LISTED ENTRIES -
------------------------------------------------------------------------
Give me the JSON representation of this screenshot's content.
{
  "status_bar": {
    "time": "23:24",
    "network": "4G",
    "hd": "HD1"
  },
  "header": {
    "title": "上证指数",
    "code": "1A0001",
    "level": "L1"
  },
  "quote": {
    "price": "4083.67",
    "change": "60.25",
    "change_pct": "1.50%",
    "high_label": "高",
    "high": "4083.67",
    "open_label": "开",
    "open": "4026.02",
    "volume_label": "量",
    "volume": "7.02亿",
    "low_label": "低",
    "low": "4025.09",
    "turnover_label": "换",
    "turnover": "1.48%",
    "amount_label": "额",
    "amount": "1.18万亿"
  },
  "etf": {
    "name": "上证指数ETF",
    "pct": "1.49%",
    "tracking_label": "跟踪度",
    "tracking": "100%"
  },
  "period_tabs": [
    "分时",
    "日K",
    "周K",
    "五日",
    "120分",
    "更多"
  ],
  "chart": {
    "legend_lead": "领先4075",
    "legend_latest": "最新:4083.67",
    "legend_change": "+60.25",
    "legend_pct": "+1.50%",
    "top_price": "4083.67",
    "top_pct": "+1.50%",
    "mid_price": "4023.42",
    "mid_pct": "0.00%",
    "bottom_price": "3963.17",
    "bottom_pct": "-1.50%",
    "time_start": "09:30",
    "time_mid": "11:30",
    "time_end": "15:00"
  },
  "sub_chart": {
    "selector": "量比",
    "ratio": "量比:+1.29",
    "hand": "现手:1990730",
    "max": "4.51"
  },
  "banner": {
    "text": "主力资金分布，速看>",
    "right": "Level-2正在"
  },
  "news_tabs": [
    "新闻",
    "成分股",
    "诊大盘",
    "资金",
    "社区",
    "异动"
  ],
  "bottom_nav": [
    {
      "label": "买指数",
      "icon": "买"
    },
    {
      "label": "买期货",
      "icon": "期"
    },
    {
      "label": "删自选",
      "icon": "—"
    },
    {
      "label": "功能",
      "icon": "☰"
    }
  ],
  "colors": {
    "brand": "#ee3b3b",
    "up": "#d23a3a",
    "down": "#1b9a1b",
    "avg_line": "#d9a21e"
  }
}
------------------------------------------------------------------------
PROBLEM REQUIREMENTS -
Write out every record, exactly as written.

COMPLETE RESPONSE -
Give me the JSON representation of this screenshot's content.
{
  "status_bar": {
    "time": "23:24",
    "network": "4G",
    "hd": "HD1"
  },
  "header": {
    "title": "上证指数",
    "code": "1A0001",
    "level": "L1"
  },
  "quote": {
    "price": "4083.67",
    "change": "60.25",
    "change_pct": "1.50%",
    "high_label": "高",
    "high": "4083.67",
    "open_label": "开",
    "open": "4026.02",
    "volume_label": "量",
    "volume": "7.02亿",
    "low_label": "低",
    "low": "4025.09",
    "turnover_label": "换",
    "turnover": "1.48%",
    "amount_label": "额",
    "amount": "1.18万亿"
  },
  "etf": {
    "name": "上证指数ETF",
    "pct": "1.49%",
    "tracking_label": "跟踪度",
    "tracking": "100%"
  },
  "period_tabs": [
    "分时",
    "日K",
    "周K",
    "五日",
    "120分",
    "更多"
  ],
  "chart": {
    "legend_lead": "领先4075",
    "legend_latest": "最新:4083.67",
    "legend_change": "+60.25",
    "legend_pct": "+1.50%",
    "top_price": "4083.67",
    "top_pct": "+1.50%",
    "mid_price": "4023.42",
    "mid_pct": "0.00%",
    "bottom_price": "3963.17",
    "bottom_pct": "-1.50%",
    "time_start": "09:30",
    "time_mid": "11:30",
    "time_end": "15:00"
  },
  "sub_chart": {
    "selector": "量比",
    "ratio": "量比:+1.29",
    "hand": "现手:1990730",
    "max": "4.51"
  },
  "banner": {
    "text": "主力资金分布，速看>",
    "right": "Level-2正在"
  },
  "news_tabs": [
    "新闻",
    "成分股",
    "诊大盘",
    "资金",
    "社区",
    "异动"
  ],
  "bottom_nav": [
    {
      "label": "买指数",
      "icon": "买"
    },
    {
      "label": "买期货",
      "icon": "期"
    },
    {
      "label": "删自选",
      "icon": "—"
    },
    {
      "label": "功能",
      "icon": "☰"
    }
  ],
  "colors": {
    "brand": "#ee3b3b",
    "up": "#d23a3a",
    "down": "#1b9a1b",
    "avg_line": "#d9a21e"
  }
}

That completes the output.